- [PROVIDED RECORDS]
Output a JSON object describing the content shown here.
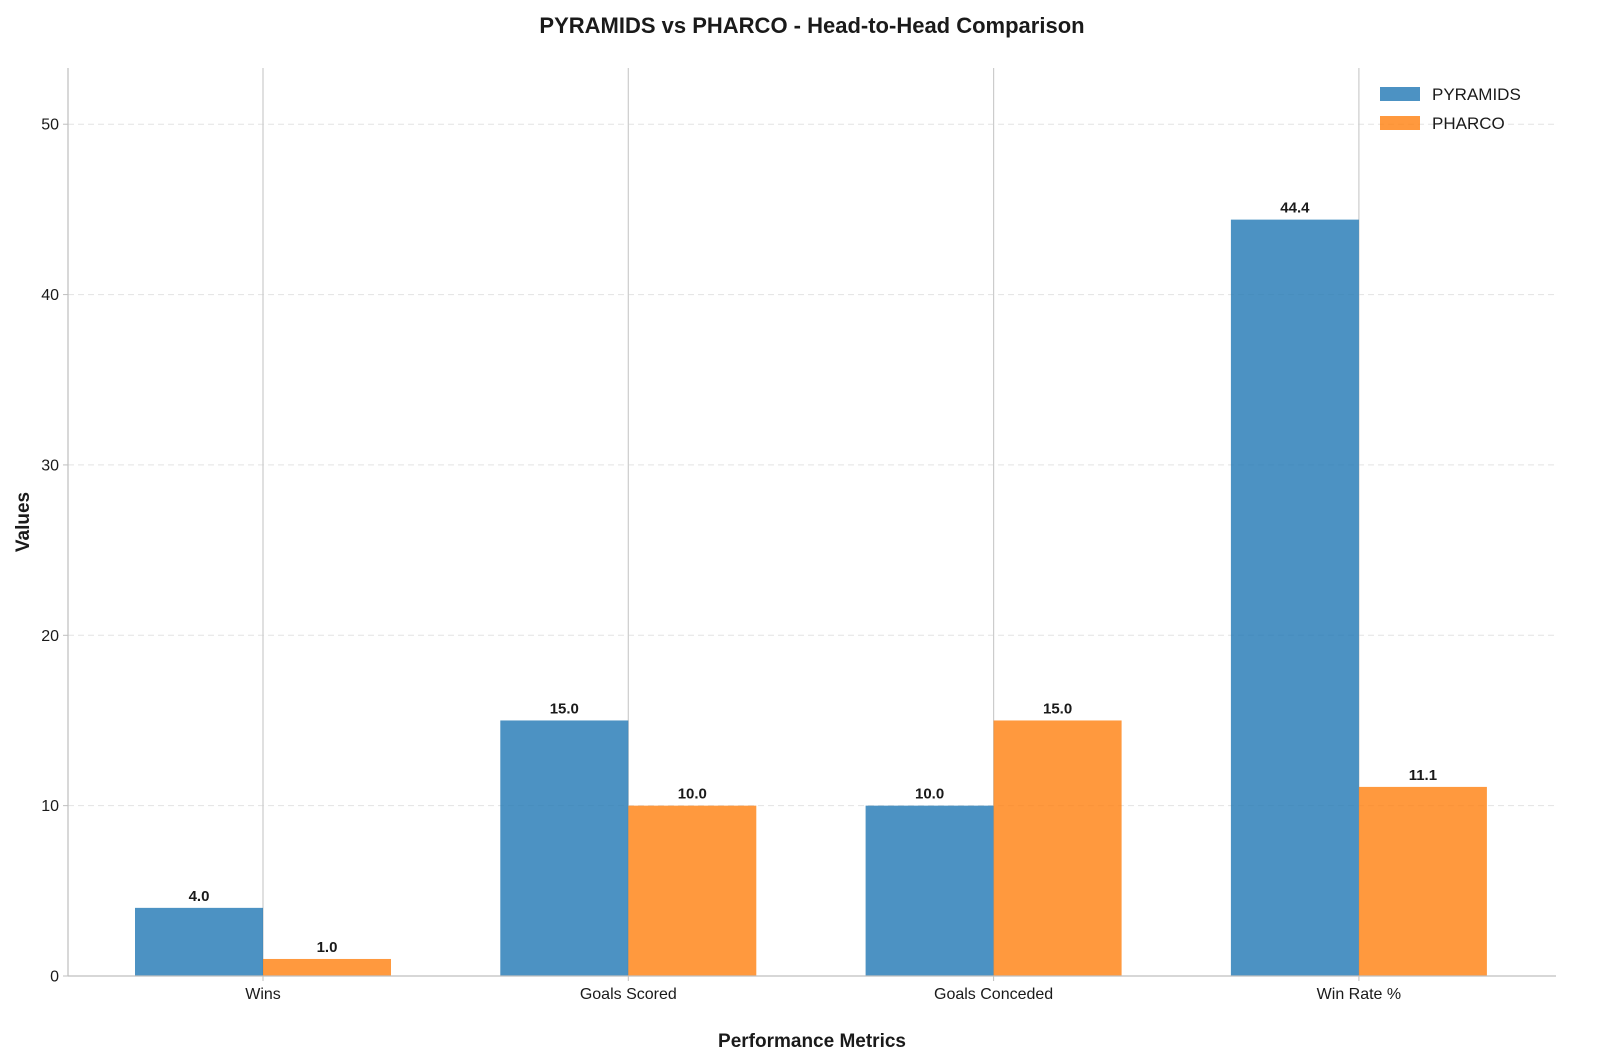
{
  "chart_data": {
    "type": "bar",
    "title": "PYRAMIDS vs PHARCO - Head-to-Head Comparison",
    "xlabel": "Performance Metrics",
    "ylabel": "Values",
    "categories": [
      "Wins",
      "Goals Scored",
      "Goals Conceded",
      "Win Rate %"
    ],
    "series": [
      {
        "name": "PYRAMIDS",
        "color": "#1f77b4",
        "values": [
          4.0,
          15.0,
          10.0,
          44.4
        ],
        "value_labels": [
          "4.0",
          "15.0",
          "10.0",
          "44.4"
        ]
      },
      {
        "name": "PHARCO",
        "color": "#ff7f0e",
        "values": [
          1.0,
          10.0,
          15.0,
          11.1
        ],
        "value_labels": [
          "1.0",
          "10.0",
          "15.0",
          "11.1"
        ]
      }
    ],
    "ylim": [
      0,
      53.3
    ],
    "yticks": [
      0,
      10,
      20,
      30,
      40,
      50
    ],
    "ytick_labels": [
      "0",
      "10",
      "20",
      "30",
      "40",
      "50"
    ],
    "grid": true,
    "legend_position": "top-right"
  }
}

- [TASK] Restate the full listing verbatim and drop every picture.

- [SOLUTION]
Output a JSON object describing the content shown here.
{
  "chart_data": {
    "type": "bar",
    "title": "PYRAMIDS vs PHARCO - Head-to-Head Comparison",
    "xlabel": "Performance Metrics",
    "ylabel": "Values",
    "categories": [
      "Wins",
      "Goals Scored",
      "Goals Conceded",
      "Win Rate %"
    ],
    "series": [
      {
        "name": "PYRAMIDS",
        "color": "#1f77b4",
        "values": [
          4.0,
          15.0,
          10.0,
          44.4
        ],
        "value_labels": [
          "4.0",
          "15.0",
          "10.0",
          "44.4"
        ]
      },
      {
        "name": "PHARCO",
        "color": "#ff7f0e",
        "values": [
          1.0,
          10.0,
          15.0,
          11.1
        ],
        "value_labels": [
          "1.0",
          "10.0",
          "15.0",
          "11.1"
        ]
      }
    ],
    "ylim": [
      0,
      53.3
    ],
    "yticks": [
      0,
      10,
      20,
      30,
      40,
      50
    ],
    "ytick_labels": [
      "0",
      "10",
      "20",
      "30",
      "40",
      "50"
    ],
    "grid": true,
    "legend_position": "top-right"
  }
}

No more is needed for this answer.